● **TASK STATEMENT**: Every record should be written out exactly, with the pictures left out.

● **SOURCE RECORDS**:
#####

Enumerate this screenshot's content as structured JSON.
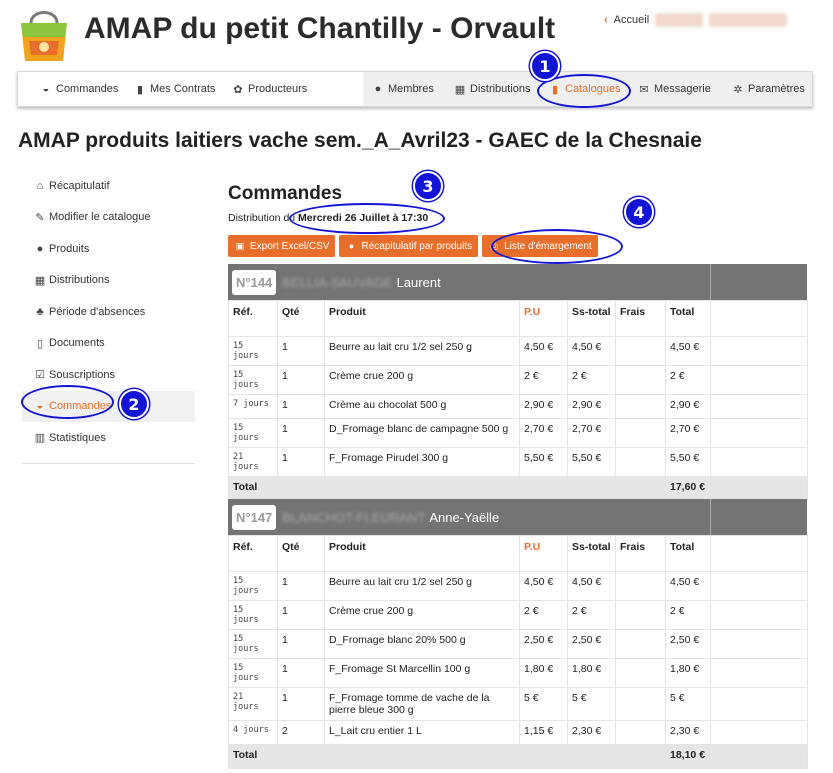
{
  "header": {
    "title": "AMAP du petit Chantilly - Orvault",
    "accueil_label": "Accueil"
  },
  "nav": {
    "items": [
      {
        "label": "Commandes",
        "icon": "basket-icon"
      },
      {
        "label": "Mes Contrats",
        "icon": "book-icon"
      },
      {
        "label": "Producteurs",
        "icon": "seedling-icon"
      },
      {
        "label": "Membres",
        "icon": "users-icon"
      },
      {
        "label": "Distributions",
        "icon": "calendar-icon"
      },
      {
        "label": "Catalogues",
        "icon": "book-icon"
      },
      {
        "label": "Messagerie",
        "icon": "envelope-icon"
      },
      {
        "label": "Paramètres",
        "icon": "gear-icon"
      }
    ]
  },
  "contract_title": "AMAP produits laitiers vache sem._A_Avril23 - GAEC de la Chesnaie",
  "sidebar": {
    "items": [
      {
        "label": "Récapitulatif",
        "icon": "home-icon"
      },
      {
        "label": "Modifier le catalogue",
        "icon": "edit-icon"
      },
      {
        "label": "Produits",
        "icon": "produce-icon"
      },
      {
        "label": "Distributions",
        "icon": "calendar-icon"
      },
      {
        "label": "Période d'absences",
        "icon": "palm-icon"
      },
      {
        "label": "Documents",
        "icon": "file-icon"
      },
      {
        "label": "Souscriptions",
        "icon": "check-icon"
      },
      {
        "label": "Commandes",
        "icon": "basket-icon"
      },
      {
        "label": "Statistiques",
        "icon": "chart-icon"
      }
    ]
  },
  "main": {
    "title": "Commandes",
    "distribution_prefix": "Distribution du",
    "distribution_date": "Mercredi 26 Juillet à 17:30",
    "buttons": {
      "export": "Export Excel/CSV",
      "recap": "Récapitulatif par produits",
      "emargement": "Liste d'émargement"
    }
  },
  "table_headers": {
    "ref": "Réf.",
    "qty": "Qté",
    "product": "Produit",
    "pu": "P.U",
    "subtotal": "Ss-total",
    "fees": "Frais",
    "total": "Total"
  },
  "orders": [
    {
      "number": "N°144",
      "lastname": "BELLIA-SAUVAGE",
      "firstname": "Laurent",
      "rows": [
        {
          "ref": "15 jours",
          "qty": "1",
          "product": "Beurre au lait cru 1/2 sel 250 g",
          "pu": "4,50 €",
          "subtotal": "4,50 €",
          "fees": "",
          "total": "4,50 €"
        },
        {
          "ref": "15 jours",
          "qty": "1",
          "product": "Crème crue 200 g",
          "pu": "2 €",
          "subtotal": "2 €",
          "fees": "",
          "total": "2 €"
        },
        {
          "ref": "7 jours",
          "qty": "1",
          "product": "Crème au chocolat 500 g",
          "pu": "2,90 €",
          "subtotal": "2,90 €",
          "fees": "",
          "total": "2,90 €"
        },
        {
          "ref": "15 jours",
          "qty": "1",
          "product": "D_Fromage blanc de campagne 500 g",
          "pu": "2,70 €",
          "subtotal": "2,70 €",
          "fees": "",
          "total": "2,70 €"
        },
        {
          "ref": "21 jours",
          "qty": "1",
          "product": "F_Fromage Pirudel 300 g",
          "pu": "5,50 €",
          "subtotal": "5,50 €",
          "fees": "",
          "total": "5,50 €"
        }
      ],
      "total_label": "Total",
      "total": "17,60 €"
    },
    {
      "number": "N°147",
      "lastname": "BLANCHOT-FLEURANT",
      "firstname": "Anne-Yaëlle",
      "rows": [
        {
          "ref": "15 jours",
          "qty": "1",
          "product": "Beurre au lait cru 1/2 sel 250 g",
          "pu": "4,50 €",
          "subtotal": "4,50 €",
          "fees": "",
          "total": "4,50 €"
        },
        {
          "ref": "15 jours",
          "qty": "1",
          "product": "Crème crue 200 g",
          "pu": "2 €",
          "subtotal": "2 €",
          "fees": "",
          "total": "2 €"
        },
        {
          "ref": "15 jours",
          "qty": "1",
          "product": "D_Fromage blanc 20% 500 g",
          "pu": "2,50 €",
          "subtotal": "2,50 €",
          "fees": "",
          "total": "2,50 €"
        },
        {
          "ref": "15 jours",
          "qty": "1",
          "product": "F_Fromage St Marcellin 100 g",
          "pu": "1,80 €",
          "subtotal": "1,80 €",
          "fees": "",
          "total": "1,80 €"
        },
        {
          "ref": "21 jours",
          "qty": "1",
          "product": "F_Fromage tomme de vache de la pierre bleue 300 g",
          "pu": "5 €",
          "subtotal": "5 €",
          "fees": "",
          "total": "5 €"
        },
        {
          "ref": "4 jours",
          "qty": "2",
          "product": "L_Lait cru entier 1 L",
          "pu": "1,15 €",
          "subtotal": "2,30 €",
          "fees": "",
          "total": "2,30 €"
        }
      ],
      "total_label": "Total",
      "total": "18,10 €"
    }
  ],
  "annotations": [
    "1",
    "2",
    "3",
    "4"
  ],
  "colors": {
    "accent": "#e86e2c",
    "annotation": "#1414d4",
    "order_header": "#747474"
  }
}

#####

● **ANSWER TO THIS PROBLEM**:
Enumerate this screenshot's content as structured JSON.
{
  "header": {
    "title": "AMAP du petit Chantilly - Orvault",
    "accueil_label": "Accueil"
  },
  "nav": {
    "items": [
      {
        "label": "Commandes",
        "icon": "basket-icon"
      },
      {
        "label": "Mes Contrats",
        "icon": "book-icon"
      },
      {
        "label": "Producteurs",
        "icon": "seedling-icon"
      },
      {
        "label": "Membres",
        "icon": "users-icon"
      },
      {
        "label": "Distributions",
        "icon": "calendar-icon"
      },
      {
        "label": "Catalogues",
        "icon": "book-icon"
      },
      {
        "label": "Messagerie",
        "icon": "envelope-icon"
      },
      {
        "label": "Paramètres",
        "icon": "gear-icon"
      }
    ]
  },
  "contract_title": "AMAP produits laitiers vache sem._A_Avril23 - GAEC de la Chesnaie",
  "sidebar": {
    "items": [
      {
        "label": "Récapitulatif",
        "icon": "home-icon"
      },
      {
        "label": "Modifier le catalogue",
        "icon": "edit-icon"
      },
      {
        "label": "Produits",
        "icon": "produce-icon"
      },
      {
        "label": "Distributions",
        "icon": "calendar-icon"
      },
      {
        "label": "Période d'absences",
        "icon": "palm-icon"
      },
      {
        "label": "Documents",
        "icon": "file-icon"
      },
      {
        "label": "Souscriptions",
        "icon": "check-icon"
      },
      {
        "label": "Commandes",
        "icon": "basket-icon"
      },
      {
        "label": "Statistiques",
        "icon": "chart-icon"
      }
    ]
  },
  "main": {
    "title": "Commandes",
    "distribution_prefix": "Distribution du",
    "distribution_date": "Mercredi 26 Juillet à 17:30",
    "buttons": {
      "export": "Export Excel/CSV",
      "recap": "Récapitulatif par produits",
      "emargement": "Liste d'émargement"
    }
  },
  "table_headers": {
    "ref": "Réf.",
    "qty": "Qté",
    "product": "Produit",
    "pu": "P.U",
    "subtotal": "Ss-total",
    "fees": "Frais",
    "total": "Total"
  },
  "orders": [
    {
      "number": "N°144",
      "lastname": "BELLIA-SAUVAGE",
      "firstname": "Laurent",
      "rows": [
        {
          "ref": "15 jours",
          "qty": "1",
          "product": "Beurre au lait cru 1/2 sel 250 g",
          "pu": "4,50 €",
          "subtotal": "4,50 €",
          "fees": "",
          "total": "4,50 €"
        },
        {
          "ref": "15 jours",
          "qty": "1",
          "product": "Crème crue 200 g",
          "pu": "2 €",
          "subtotal": "2 €",
          "fees": "",
          "total": "2 €"
        },
        {
          "ref": "7 jours",
          "qty": "1",
          "product": "Crème au chocolat 500 g",
          "pu": "2,90 €",
          "subtotal": "2,90 €",
          "fees": "",
          "total": "2,90 €"
        },
        {
          "ref": "15 jours",
          "qty": "1",
          "product": "D_Fromage blanc de campagne 500 g",
          "pu": "2,70 €",
          "subtotal": "2,70 €",
          "fees": "",
          "total": "2,70 €"
        },
        {
          "ref": "21 jours",
          "qty": "1",
          "product": "F_Fromage Pirudel 300 g",
          "pu": "5,50 €",
          "subtotal": "5,50 €",
          "fees": "",
          "total": "5,50 €"
        }
      ],
      "total_label": "Total",
      "total": "17,60 €"
    },
    {
      "number": "N°147",
      "lastname": "BLANCHOT-FLEURANT",
      "firstname": "Anne-Yaëlle",
      "rows": [
        {
          "ref": "15 jours",
          "qty": "1",
          "product": "Beurre au lait cru 1/2 sel 250 g",
          "pu": "4,50 €",
          "subtotal": "4,50 €",
          "fees": "",
          "total": "4,50 €"
        },
        {
          "ref": "15 jours",
          "qty": "1",
          "product": "Crème crue 200 g",
          "pu": "2 €",
          "subtotal": "2 €",
          "fees": "",
          "total": "2 €"
        },
        {
          "ref": "15 jours",
          "qty": "1",
          "product": "D_Fromage blanc 20% 500 g",
          "pu": "2,50 €",
          "subtotal": "2,50 €",
          "fees": "",
          "total": "2,50 €"
        },
        {
          "ref": "15 jours",
          "qty": "1",
          "product": "F_Fromage St Marcellin 100 g",
          "pu": "1,80 €",
          "subtotal": "1,80 €",
          "fees": "",
          "total": "1,80 €"
        },
        {
          "ref": "21 jours",
          "qty": "1",
          "product": "F_Fromage tomme de vache de la pierre bleue 300 g",
          "pu": "5 €",
          "subtotal": "5 €",
          "fees": "",
          "total": "5 €"
        },
        {
          "ref": "4 jours",
          "qty": "2",
          "product": "L_Lait cru entier 1 L",
          "pu": "1,15 €",
          "subtotal": "2,30 €",
          "fees": "",
          "total": "2,30 €"
        }
      ],
      "total_label": "Total",
      "total": "18,10 €"
    }
  ],
  "annotations": [
    "1",
    "2",
    "3",
    "4"
  ],
  "colors": {
    "accent": "#e86e2c",
    "annotation": "#1414d4",
    "order_header": "#747474"
  }
}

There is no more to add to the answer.